GOAL
Pick out each line of the records that includes the string "houses", and copy it.

Collected data entries:
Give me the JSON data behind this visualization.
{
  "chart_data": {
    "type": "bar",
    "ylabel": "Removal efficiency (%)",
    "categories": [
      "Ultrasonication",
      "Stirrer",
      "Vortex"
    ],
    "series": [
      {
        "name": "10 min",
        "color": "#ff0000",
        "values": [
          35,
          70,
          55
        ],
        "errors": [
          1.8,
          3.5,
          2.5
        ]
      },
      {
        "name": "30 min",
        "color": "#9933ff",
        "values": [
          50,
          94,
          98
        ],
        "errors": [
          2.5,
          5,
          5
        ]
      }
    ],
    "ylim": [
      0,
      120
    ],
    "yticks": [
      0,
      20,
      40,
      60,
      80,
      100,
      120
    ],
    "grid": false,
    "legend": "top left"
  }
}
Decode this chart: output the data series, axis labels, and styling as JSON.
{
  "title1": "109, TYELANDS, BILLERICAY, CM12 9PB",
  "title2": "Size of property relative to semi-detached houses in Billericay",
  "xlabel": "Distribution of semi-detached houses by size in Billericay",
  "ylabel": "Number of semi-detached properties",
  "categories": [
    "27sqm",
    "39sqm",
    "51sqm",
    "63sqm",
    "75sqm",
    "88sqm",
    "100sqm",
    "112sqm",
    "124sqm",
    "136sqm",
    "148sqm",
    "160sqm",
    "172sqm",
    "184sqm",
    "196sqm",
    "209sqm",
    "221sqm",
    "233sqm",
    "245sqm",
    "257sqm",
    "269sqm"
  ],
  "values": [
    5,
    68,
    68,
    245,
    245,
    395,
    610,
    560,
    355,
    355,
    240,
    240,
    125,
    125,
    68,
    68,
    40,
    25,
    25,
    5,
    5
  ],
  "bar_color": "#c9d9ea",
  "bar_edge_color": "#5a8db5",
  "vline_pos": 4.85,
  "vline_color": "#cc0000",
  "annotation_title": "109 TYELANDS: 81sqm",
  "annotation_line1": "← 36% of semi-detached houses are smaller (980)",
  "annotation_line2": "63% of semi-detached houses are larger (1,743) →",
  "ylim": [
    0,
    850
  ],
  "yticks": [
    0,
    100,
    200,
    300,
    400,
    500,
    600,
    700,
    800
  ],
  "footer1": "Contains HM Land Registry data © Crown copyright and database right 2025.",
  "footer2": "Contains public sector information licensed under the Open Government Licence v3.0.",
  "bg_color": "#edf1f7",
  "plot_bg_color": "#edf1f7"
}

EXERCISE SOLUTION
  "title2": "Size of property relative to semi-detached houses in Billericay",
  "xlabel": "Distribution of semi-detached houses by size in Billericay",
  "annotation_line1": "← 36% of semi-detached houses are smaller (980)",
  "annotation_line2": "63% of semi-detached houses are larger (1,743) →",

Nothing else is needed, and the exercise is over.